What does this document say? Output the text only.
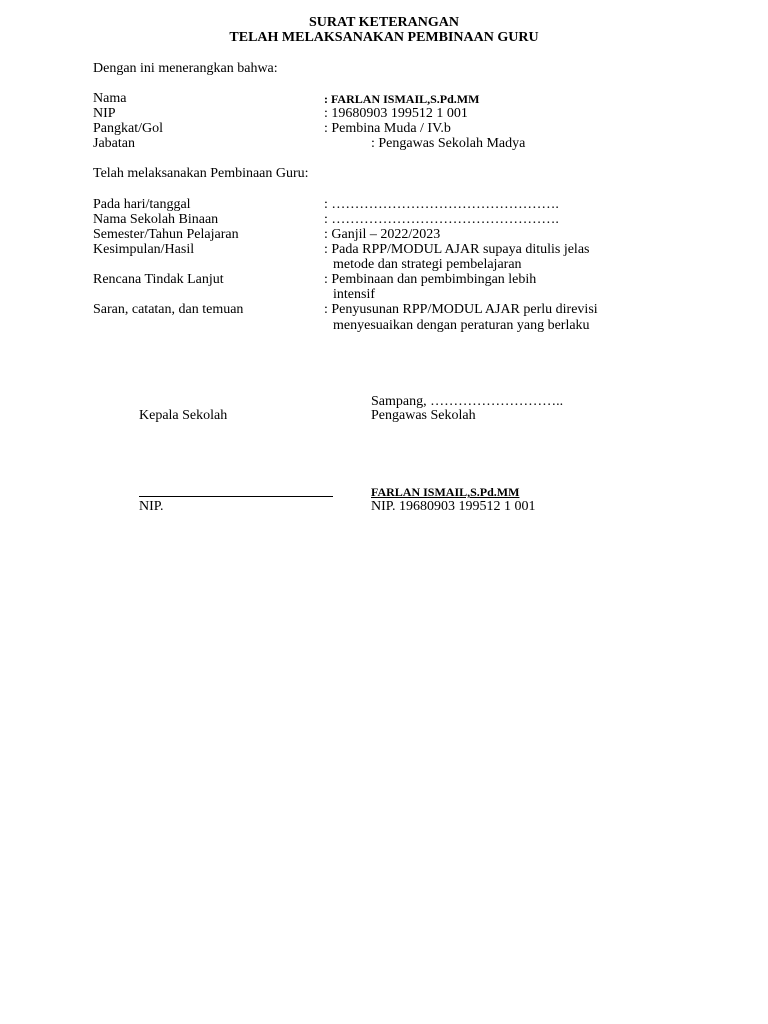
SURAT KETERANGAN
TELAH MELAKSANAKAN PEMBINAAN GURU
Dengan ini menerangkan bahwa:
Nama	: FARLAN ISMAIL,S.Pd.MM
NIP	: 19680903 199512 1 001
Pangkat/Gol	: Pembina Muda / IV.b
Jabatan	: Pengawas Sekolah Madya
Telah melaksanakan Pembinaan Guru:
Pada hari/tanggal	: ………………………………………….
Nama Sekolah Binaan	: ………………………………………….
Semester/Tahun Pelajaran	: Ganjil – 2022/2023
Kesimpulan/Hasil	: Pada RPP/MODUL AJAR supaya ditulis jelas
metode dan strategi pembelajaran
Rencana Tindak Lanjut	: Pembinaan dan pembimbingan lebih
intensif
Saran, catatan, dan temuan	: Penyusunan RPP/MODUL AJAR perlu direvisi
menyesuaikan dengan peraturan yang berlaku
Sampang, ………………………..
Kepala Sekolah	Pengawas Sekolah
FARLAN ISMAIL,S.Pd.MM
NIP.	NIP. 19680903 199512 1 001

• [OBJECTIVE] Write out the entries above verbatim; the pictures do not belong in your copy.

• [EXPECTED ANSWER]
What does this document say? Output the text only.
SURAT KETERANGAN
TELAH MELAKSANAKAN PEMBINAAN GURU
Dengan ini menerangkan bahwa:
Nama	: FARLAN ISMAIL,S.Pd.MM
NIP	: 19680903 199512 1 001
Pangkat/Gol	: Pembina Muda / IV.b
Jabatan	: Pengawas Sekolah Madya
Telah melaksanakan Pembinaan Guru:
Pada hari/tanggal	: ………………………………………….
Nama Sekolah Binaan	: ………………………………………….
Semester/Tahun Pelajaran	: Ganjil – 2022/2023
Kesimpulan/Hasil	: Pada RPP/MODUL AJAR supaya ditulis jelas
metode dan strategi pembelajaran
Rencana Tindak Lanjut	: Pembinaan dan pembimbingan lebih
intensif
Saran, catatan, dan temuan	: Penyusunan RPP/MODUL AJAR perlu direvisi
menyesuaikan dengan peraturan yang berlaku
Sampang, ………………………..
Kepala Sekolah	Pengawas Sekolah
FARLAN ISMAIL,S.Pd.MM
NIP.	NIP. 19680903 199512 1 001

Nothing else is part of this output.